PROVA TU:
Rispondi in base al testo su "Post Tenebras Lux".
(a) Come si chiama il regista del film e di quale nazionalità è?
(b) In quale luogo è ambientato il film?
(c) Da che cosa è in fuga la famiglia borghese?

TESTO MOSTRATO:
"Post Tenebras Lux" di Carlos Reygadas è portatore di un paradosso apparentemente insuperabile che consiste nell'opporsi a qualsiasi tentativo di riducibilità. Una tendenza non certo nuova per gli
habituè del regista messicano, da sempre frequentatore di storie che sembrano nascondersi dietro le suggestioni di un'impalcatura visiva tanto bella quanto misteriosa. La rarefazione di senso attuata con metodica sistematicità non accenna a diminuire nel suo ultimo lavoro, ambientato nella natura bucolica dell'entroterra messicano dove prendono forma le vicissitudini esistenziali di una famiglia borghese in fuga dalla civiltà, e quelle molto più pratiche degli abitanti della comunità locale, costretti a sopravvivere ricorrendo ad una vita d'espedienti. Una convivenza apparentemente riuscita ma in realtà chiamata a fare i conti con pulsioni di segno opposto che vedono le ragioni del conflitto nel confronto tra le frustrazioni di un menage matrimoniale arrivato al capolinea, e la disperazione di coloro che non hanno più nulla da perdere.

DATI FORNITI:

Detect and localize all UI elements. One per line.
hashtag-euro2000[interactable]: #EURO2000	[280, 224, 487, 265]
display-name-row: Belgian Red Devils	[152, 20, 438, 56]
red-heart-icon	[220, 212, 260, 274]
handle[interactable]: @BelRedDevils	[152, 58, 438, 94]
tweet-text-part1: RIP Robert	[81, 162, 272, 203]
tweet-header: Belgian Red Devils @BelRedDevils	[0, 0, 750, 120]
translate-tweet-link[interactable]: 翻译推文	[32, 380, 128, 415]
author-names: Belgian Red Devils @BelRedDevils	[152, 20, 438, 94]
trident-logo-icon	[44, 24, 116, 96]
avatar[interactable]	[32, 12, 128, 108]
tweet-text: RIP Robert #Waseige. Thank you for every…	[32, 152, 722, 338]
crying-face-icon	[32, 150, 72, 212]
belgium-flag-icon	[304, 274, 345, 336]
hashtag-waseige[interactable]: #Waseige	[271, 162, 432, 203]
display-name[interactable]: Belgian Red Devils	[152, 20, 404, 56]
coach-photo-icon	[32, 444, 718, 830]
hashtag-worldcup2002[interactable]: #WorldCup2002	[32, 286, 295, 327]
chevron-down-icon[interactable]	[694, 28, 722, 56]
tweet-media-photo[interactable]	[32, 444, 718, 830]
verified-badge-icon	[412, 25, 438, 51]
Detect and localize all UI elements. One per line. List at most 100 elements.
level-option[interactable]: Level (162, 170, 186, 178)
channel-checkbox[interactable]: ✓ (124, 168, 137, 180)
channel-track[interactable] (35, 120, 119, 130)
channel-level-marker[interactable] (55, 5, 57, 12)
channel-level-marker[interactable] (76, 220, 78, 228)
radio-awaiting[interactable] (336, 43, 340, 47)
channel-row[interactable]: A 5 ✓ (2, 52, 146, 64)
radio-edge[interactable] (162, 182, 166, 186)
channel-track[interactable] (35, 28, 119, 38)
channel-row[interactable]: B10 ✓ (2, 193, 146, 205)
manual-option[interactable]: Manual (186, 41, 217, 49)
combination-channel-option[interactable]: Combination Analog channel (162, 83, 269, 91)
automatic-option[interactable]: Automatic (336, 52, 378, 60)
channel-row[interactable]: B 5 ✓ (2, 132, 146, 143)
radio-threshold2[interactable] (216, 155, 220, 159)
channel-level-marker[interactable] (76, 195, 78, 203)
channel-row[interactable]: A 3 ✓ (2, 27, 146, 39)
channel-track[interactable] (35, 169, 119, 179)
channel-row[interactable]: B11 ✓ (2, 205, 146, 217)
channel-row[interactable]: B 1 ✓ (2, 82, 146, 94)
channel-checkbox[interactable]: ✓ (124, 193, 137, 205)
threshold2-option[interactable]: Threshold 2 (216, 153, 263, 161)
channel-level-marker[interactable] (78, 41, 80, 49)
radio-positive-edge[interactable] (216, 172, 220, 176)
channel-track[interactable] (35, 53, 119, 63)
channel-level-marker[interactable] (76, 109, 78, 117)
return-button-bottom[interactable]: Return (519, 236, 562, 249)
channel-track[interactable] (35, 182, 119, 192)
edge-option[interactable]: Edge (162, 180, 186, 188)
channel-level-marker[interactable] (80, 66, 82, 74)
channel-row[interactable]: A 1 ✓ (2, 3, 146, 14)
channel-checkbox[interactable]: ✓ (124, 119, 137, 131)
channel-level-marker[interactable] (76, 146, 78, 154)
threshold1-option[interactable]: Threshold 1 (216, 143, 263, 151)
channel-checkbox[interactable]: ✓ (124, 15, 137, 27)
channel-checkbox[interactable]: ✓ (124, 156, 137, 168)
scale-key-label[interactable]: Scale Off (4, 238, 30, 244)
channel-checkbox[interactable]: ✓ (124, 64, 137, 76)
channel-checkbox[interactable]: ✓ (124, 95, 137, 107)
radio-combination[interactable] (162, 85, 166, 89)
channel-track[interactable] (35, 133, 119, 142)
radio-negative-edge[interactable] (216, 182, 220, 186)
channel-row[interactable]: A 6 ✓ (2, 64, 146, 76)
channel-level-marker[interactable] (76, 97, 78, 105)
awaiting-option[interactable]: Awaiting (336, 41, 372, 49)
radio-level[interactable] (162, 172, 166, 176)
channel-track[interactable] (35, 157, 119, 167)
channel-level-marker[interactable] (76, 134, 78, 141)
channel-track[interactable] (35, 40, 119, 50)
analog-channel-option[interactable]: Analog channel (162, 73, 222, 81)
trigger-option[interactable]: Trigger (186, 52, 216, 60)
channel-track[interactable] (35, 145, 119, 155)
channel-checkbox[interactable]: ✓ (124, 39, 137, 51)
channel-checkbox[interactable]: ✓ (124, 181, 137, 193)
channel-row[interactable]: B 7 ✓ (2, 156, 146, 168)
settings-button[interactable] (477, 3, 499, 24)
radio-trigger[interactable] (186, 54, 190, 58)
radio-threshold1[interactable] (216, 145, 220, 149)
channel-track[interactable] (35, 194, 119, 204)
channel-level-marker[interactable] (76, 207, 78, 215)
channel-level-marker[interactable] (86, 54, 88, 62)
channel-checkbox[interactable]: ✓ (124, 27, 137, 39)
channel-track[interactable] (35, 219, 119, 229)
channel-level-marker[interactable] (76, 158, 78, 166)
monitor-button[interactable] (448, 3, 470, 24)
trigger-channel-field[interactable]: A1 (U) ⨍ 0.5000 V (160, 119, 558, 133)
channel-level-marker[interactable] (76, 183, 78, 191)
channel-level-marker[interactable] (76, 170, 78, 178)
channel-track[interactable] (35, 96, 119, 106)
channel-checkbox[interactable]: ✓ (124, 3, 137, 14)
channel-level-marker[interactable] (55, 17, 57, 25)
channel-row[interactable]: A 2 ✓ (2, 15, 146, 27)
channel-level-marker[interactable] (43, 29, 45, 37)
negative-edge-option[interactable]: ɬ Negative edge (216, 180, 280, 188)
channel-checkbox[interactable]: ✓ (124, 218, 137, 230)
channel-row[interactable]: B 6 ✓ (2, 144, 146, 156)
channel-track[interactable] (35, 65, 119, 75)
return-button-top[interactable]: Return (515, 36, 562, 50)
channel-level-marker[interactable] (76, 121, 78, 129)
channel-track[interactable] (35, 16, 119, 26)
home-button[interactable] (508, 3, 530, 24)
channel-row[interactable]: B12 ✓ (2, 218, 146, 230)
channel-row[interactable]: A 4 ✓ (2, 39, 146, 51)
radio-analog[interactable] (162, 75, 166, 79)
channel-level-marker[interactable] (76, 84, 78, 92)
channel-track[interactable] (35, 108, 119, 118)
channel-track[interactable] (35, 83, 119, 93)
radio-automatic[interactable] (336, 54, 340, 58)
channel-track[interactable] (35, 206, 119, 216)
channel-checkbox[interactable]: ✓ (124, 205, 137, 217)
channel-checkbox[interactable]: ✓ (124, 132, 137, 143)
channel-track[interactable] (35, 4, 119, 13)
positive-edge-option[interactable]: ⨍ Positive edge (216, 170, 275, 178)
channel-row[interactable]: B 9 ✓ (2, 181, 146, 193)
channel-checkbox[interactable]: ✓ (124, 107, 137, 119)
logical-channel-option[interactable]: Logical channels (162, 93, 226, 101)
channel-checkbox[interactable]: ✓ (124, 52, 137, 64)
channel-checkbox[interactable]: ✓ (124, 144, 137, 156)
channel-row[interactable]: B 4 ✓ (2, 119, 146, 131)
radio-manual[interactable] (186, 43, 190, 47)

SOLUZIONE SCRITTA:
(a) Carlos Reygadas, messicano.
(b) Nella natura bucolica dell'entroterra messicano.
(c) Dalla civiltà.